→ Data provided:
##########

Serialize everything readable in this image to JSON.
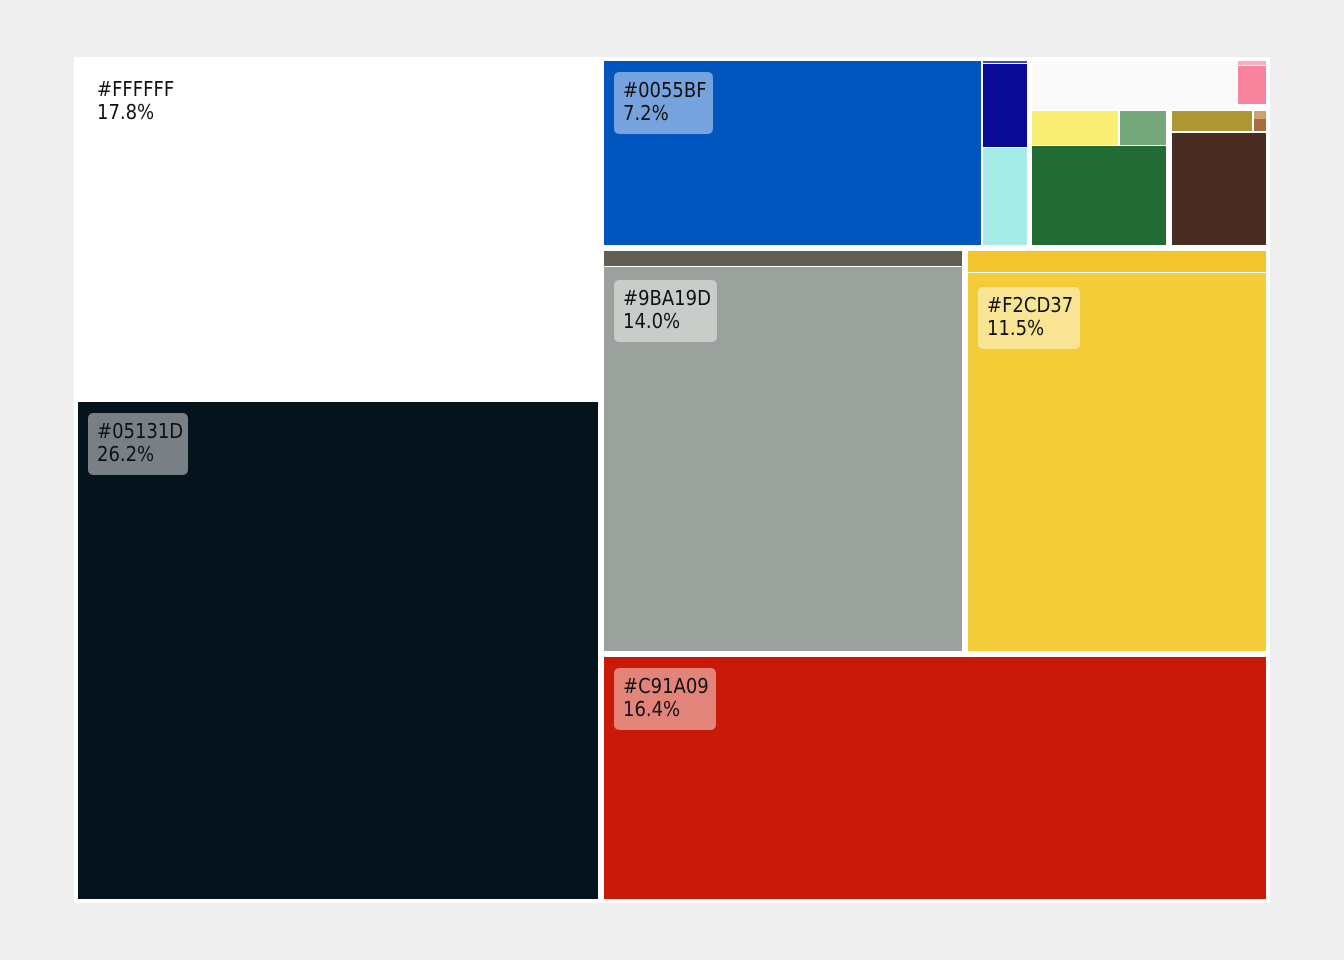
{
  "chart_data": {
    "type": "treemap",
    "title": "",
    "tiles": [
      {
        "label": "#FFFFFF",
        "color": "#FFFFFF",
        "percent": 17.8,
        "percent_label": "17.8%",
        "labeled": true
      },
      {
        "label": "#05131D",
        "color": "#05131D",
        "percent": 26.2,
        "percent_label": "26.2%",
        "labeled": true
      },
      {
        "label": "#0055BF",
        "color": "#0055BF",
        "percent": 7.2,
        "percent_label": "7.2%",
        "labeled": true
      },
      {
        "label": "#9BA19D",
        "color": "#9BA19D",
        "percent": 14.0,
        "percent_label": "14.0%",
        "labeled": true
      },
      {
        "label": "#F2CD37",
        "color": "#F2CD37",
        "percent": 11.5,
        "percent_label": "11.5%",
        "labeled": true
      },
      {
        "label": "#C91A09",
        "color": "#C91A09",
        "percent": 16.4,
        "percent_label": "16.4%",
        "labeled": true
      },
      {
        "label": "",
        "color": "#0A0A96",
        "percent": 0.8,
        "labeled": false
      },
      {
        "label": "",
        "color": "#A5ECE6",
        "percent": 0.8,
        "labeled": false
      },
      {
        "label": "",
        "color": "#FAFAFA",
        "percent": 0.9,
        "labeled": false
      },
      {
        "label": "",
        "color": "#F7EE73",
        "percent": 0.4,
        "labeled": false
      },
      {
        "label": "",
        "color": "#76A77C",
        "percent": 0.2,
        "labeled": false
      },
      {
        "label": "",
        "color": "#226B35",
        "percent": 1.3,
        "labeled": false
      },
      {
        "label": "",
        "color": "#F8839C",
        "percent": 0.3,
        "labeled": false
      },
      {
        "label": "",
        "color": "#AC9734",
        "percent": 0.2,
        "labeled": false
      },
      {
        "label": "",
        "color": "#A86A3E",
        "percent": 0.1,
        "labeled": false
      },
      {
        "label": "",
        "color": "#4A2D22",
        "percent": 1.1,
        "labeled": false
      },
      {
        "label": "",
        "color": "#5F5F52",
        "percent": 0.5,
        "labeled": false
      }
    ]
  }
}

##########

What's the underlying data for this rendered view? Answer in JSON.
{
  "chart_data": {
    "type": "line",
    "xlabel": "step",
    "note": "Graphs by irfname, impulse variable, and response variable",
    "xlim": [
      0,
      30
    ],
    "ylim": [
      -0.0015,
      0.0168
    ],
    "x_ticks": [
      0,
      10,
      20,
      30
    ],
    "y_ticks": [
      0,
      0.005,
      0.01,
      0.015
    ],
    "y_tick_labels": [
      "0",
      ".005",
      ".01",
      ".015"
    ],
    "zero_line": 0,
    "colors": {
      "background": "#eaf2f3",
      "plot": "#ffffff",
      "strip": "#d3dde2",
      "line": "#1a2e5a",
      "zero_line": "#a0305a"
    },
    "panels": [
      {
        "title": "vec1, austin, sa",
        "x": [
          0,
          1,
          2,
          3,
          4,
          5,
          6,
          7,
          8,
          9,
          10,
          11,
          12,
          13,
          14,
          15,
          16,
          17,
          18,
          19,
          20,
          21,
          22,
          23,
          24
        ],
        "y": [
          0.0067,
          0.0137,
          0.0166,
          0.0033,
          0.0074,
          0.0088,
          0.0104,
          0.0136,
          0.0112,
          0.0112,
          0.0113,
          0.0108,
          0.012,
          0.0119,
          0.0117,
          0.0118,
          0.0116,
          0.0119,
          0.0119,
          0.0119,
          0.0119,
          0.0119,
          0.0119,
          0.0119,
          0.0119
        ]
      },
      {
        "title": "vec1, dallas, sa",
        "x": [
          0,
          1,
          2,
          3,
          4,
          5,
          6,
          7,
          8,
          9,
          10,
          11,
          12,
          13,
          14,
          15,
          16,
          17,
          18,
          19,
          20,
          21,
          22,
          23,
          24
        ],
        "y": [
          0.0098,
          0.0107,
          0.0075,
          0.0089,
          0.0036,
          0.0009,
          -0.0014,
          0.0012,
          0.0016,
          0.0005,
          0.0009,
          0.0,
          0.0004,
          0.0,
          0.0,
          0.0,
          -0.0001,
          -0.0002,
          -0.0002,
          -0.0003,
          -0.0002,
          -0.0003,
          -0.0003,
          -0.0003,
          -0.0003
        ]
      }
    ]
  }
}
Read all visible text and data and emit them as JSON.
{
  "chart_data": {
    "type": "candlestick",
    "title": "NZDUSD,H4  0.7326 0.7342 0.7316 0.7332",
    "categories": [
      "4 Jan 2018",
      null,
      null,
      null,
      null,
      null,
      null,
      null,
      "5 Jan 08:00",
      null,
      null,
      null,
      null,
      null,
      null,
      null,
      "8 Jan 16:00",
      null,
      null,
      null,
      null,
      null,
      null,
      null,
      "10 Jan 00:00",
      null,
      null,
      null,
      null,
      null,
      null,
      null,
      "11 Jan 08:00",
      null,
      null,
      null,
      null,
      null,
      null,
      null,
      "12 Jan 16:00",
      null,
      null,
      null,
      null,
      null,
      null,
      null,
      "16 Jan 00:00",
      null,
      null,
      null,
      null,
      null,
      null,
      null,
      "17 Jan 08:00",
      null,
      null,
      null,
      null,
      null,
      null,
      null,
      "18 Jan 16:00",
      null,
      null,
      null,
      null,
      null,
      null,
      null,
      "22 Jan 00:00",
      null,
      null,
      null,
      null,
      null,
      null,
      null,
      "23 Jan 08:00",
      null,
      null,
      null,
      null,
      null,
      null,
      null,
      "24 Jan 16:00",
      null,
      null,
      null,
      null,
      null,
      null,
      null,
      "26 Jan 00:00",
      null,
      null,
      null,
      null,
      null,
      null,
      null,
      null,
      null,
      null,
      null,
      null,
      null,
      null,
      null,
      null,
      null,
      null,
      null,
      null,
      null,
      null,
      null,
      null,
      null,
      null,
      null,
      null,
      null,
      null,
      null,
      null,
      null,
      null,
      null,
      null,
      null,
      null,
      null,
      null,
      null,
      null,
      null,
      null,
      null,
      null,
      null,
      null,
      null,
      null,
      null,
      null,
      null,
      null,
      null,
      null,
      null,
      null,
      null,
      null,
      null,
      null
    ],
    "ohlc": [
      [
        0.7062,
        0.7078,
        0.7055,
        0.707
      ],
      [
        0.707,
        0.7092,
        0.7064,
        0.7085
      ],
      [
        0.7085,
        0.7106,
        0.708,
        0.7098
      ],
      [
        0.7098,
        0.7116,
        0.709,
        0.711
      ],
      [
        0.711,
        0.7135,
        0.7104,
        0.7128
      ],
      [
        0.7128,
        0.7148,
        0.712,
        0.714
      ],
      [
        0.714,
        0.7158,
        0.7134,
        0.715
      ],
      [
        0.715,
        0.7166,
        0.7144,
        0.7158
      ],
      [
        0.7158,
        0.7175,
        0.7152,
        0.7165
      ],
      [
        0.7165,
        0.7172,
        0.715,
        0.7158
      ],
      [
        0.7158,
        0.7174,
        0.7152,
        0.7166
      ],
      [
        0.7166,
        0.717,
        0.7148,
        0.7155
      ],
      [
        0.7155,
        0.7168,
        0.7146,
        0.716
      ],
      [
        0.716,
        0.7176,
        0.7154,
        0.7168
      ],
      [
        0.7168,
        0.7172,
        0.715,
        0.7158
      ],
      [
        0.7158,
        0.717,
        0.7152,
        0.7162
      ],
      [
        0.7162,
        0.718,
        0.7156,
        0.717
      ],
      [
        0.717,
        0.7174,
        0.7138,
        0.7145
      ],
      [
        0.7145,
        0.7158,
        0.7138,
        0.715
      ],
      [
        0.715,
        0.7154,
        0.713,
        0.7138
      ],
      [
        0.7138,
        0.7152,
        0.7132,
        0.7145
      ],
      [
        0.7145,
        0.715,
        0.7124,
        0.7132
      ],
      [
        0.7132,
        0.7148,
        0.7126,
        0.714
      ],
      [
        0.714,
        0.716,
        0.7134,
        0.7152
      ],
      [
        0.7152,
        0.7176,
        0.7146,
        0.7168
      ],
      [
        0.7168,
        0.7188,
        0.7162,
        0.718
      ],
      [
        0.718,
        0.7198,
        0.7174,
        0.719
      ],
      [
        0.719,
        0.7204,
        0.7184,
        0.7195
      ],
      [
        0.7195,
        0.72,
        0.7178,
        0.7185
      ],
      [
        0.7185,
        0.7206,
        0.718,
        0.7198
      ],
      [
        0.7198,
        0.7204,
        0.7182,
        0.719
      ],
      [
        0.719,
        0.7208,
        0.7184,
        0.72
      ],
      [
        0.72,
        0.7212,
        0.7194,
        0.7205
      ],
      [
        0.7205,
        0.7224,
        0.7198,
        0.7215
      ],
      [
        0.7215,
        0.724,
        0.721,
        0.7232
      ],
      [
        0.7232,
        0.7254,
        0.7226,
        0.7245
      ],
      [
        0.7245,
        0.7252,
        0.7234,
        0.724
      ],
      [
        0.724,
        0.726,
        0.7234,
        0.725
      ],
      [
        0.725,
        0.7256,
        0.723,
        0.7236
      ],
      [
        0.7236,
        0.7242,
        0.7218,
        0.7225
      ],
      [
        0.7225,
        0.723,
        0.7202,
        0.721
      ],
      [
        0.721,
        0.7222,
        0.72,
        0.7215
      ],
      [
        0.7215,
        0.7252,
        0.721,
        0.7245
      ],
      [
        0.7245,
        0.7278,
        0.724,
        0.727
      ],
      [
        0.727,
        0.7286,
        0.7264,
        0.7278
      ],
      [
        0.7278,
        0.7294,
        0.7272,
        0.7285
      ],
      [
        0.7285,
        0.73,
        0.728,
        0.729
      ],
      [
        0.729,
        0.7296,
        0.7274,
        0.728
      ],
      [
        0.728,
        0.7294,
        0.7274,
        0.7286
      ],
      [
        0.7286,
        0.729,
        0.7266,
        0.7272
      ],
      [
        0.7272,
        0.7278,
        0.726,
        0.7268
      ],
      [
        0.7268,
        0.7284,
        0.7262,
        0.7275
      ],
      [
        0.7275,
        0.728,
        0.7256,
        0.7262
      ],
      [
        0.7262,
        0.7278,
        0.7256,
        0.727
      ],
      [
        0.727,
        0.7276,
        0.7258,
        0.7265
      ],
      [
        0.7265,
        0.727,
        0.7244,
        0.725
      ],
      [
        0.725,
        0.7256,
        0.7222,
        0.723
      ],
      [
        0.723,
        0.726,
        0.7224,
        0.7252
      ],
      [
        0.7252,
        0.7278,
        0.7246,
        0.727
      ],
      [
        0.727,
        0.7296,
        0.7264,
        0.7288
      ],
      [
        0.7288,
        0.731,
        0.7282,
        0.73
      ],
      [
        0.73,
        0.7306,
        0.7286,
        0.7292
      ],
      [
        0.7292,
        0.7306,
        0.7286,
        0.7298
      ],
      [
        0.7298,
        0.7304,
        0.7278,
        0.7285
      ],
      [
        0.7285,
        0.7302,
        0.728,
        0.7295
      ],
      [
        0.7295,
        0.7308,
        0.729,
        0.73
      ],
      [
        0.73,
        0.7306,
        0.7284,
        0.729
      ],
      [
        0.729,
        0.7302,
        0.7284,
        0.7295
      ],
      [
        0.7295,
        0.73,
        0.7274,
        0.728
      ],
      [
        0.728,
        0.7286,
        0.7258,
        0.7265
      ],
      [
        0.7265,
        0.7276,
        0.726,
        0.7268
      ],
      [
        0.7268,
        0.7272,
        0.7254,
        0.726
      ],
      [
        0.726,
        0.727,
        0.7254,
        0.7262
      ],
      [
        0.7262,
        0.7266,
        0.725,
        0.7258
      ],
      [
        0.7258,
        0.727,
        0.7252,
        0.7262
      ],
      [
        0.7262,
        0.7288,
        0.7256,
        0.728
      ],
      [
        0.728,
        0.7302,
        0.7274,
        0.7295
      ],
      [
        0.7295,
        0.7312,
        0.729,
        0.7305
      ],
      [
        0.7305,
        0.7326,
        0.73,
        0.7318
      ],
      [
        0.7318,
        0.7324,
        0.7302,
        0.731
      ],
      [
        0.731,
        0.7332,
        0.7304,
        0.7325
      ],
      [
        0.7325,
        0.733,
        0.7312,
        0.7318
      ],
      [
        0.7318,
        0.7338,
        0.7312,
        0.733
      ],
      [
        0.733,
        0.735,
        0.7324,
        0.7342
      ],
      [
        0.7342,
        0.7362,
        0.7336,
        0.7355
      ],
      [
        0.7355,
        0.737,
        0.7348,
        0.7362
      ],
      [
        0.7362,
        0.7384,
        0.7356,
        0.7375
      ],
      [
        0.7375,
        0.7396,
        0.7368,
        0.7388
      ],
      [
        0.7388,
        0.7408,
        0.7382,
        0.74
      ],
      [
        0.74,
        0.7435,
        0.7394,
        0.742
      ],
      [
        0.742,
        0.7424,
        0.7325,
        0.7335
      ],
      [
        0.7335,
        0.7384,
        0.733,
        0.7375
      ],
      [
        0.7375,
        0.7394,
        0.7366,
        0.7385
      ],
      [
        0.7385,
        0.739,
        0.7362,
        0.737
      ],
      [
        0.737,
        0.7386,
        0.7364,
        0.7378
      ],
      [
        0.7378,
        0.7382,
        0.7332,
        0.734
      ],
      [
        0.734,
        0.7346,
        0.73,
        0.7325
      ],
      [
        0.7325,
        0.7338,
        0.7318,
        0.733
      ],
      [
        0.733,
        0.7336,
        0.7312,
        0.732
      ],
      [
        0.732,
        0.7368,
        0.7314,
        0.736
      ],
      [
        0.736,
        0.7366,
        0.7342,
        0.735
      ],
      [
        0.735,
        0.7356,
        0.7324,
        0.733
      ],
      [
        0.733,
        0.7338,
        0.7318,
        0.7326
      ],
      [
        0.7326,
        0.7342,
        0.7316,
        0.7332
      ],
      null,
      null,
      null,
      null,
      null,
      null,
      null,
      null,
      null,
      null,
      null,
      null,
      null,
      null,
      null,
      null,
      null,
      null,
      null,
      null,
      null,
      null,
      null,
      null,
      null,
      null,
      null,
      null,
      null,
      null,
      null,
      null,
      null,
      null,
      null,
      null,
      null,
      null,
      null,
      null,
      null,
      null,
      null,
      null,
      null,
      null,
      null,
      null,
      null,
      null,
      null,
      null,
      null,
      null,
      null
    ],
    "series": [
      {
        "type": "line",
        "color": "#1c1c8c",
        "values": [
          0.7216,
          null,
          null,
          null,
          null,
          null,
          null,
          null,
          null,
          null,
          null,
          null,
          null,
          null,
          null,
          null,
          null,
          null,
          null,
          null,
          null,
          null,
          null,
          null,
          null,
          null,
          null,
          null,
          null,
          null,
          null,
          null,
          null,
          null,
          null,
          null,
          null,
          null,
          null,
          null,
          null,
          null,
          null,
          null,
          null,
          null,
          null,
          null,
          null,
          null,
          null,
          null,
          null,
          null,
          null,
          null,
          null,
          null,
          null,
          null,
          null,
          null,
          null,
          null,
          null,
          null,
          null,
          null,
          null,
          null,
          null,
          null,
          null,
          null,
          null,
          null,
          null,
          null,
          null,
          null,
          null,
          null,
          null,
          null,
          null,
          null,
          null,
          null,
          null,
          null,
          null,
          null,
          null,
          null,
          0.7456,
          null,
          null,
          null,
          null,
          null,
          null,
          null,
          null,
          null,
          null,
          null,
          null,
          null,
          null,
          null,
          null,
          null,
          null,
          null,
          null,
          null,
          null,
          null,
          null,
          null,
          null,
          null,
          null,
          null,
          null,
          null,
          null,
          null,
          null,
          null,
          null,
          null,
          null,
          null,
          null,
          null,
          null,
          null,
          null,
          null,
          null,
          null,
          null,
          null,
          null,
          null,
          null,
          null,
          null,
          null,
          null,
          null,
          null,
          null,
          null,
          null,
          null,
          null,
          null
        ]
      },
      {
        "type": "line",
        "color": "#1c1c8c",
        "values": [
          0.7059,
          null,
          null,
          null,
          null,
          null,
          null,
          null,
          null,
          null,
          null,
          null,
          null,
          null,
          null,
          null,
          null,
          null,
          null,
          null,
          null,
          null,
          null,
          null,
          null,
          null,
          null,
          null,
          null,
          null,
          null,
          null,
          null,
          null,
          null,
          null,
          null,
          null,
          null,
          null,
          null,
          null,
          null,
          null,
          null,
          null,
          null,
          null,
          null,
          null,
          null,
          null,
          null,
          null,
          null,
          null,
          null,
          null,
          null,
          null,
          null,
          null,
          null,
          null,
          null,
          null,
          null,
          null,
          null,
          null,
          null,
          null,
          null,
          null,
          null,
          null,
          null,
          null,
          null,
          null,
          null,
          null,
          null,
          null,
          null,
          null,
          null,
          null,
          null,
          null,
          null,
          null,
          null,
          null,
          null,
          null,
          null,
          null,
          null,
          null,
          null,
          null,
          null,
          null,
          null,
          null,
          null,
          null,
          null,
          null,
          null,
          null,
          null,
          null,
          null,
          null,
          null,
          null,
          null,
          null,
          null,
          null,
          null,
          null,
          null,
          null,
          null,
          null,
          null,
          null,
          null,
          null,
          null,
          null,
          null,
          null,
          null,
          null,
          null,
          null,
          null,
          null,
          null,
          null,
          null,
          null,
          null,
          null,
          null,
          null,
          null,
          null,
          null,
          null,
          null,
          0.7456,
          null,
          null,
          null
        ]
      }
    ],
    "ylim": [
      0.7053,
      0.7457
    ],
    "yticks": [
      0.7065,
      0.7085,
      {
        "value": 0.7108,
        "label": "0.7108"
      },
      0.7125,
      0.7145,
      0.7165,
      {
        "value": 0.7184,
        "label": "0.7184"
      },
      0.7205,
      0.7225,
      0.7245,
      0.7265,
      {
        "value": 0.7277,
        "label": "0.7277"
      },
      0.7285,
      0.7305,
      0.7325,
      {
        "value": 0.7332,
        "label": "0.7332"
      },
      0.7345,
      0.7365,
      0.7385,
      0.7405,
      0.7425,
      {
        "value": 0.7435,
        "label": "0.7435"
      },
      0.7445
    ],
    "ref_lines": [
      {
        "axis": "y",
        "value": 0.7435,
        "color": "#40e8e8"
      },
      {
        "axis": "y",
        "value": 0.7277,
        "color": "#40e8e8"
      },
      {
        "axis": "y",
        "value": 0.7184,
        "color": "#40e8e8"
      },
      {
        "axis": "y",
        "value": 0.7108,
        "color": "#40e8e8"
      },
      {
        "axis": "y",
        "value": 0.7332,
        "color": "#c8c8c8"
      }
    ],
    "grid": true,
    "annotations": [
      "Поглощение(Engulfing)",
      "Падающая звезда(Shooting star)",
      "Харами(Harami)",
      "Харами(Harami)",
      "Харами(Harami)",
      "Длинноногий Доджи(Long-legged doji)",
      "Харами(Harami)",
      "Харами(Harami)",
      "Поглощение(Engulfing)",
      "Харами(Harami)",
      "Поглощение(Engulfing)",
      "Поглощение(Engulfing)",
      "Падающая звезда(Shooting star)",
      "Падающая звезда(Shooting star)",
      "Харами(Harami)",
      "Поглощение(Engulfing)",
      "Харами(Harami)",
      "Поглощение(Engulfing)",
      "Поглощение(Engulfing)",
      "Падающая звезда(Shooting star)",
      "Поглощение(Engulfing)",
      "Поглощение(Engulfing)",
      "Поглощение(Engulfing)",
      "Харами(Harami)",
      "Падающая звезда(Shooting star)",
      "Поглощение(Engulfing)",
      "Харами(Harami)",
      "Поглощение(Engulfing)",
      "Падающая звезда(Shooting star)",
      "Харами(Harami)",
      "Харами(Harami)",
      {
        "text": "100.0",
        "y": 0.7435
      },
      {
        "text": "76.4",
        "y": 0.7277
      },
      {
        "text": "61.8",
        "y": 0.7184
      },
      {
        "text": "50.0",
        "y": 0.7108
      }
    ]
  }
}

##########

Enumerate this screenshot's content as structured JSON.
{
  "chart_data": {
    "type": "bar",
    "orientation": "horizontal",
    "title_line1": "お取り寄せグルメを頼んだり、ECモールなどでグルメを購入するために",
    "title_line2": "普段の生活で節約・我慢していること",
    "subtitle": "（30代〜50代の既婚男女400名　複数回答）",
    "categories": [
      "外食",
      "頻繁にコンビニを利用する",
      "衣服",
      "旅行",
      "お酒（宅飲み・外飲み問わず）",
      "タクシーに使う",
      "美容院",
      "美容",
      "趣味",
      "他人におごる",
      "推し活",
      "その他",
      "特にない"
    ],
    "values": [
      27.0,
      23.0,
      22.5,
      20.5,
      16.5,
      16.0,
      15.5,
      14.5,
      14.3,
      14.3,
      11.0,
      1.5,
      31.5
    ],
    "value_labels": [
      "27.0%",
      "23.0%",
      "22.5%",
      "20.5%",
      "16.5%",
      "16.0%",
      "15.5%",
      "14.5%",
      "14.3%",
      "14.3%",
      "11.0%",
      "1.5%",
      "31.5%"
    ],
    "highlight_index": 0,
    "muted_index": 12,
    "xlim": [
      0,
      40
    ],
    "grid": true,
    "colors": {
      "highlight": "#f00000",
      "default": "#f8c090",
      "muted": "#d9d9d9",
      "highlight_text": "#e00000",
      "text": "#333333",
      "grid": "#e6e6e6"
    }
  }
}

##########

Write out every line of the listing that holds the word "JSON".

Serialize everything readable in this image to JSON.
What's the underlying data for this rendered view? Answer in JSON.
Read all visible text and data and emit them as JSON.
Enumerate this screenshot's content as structured JSON.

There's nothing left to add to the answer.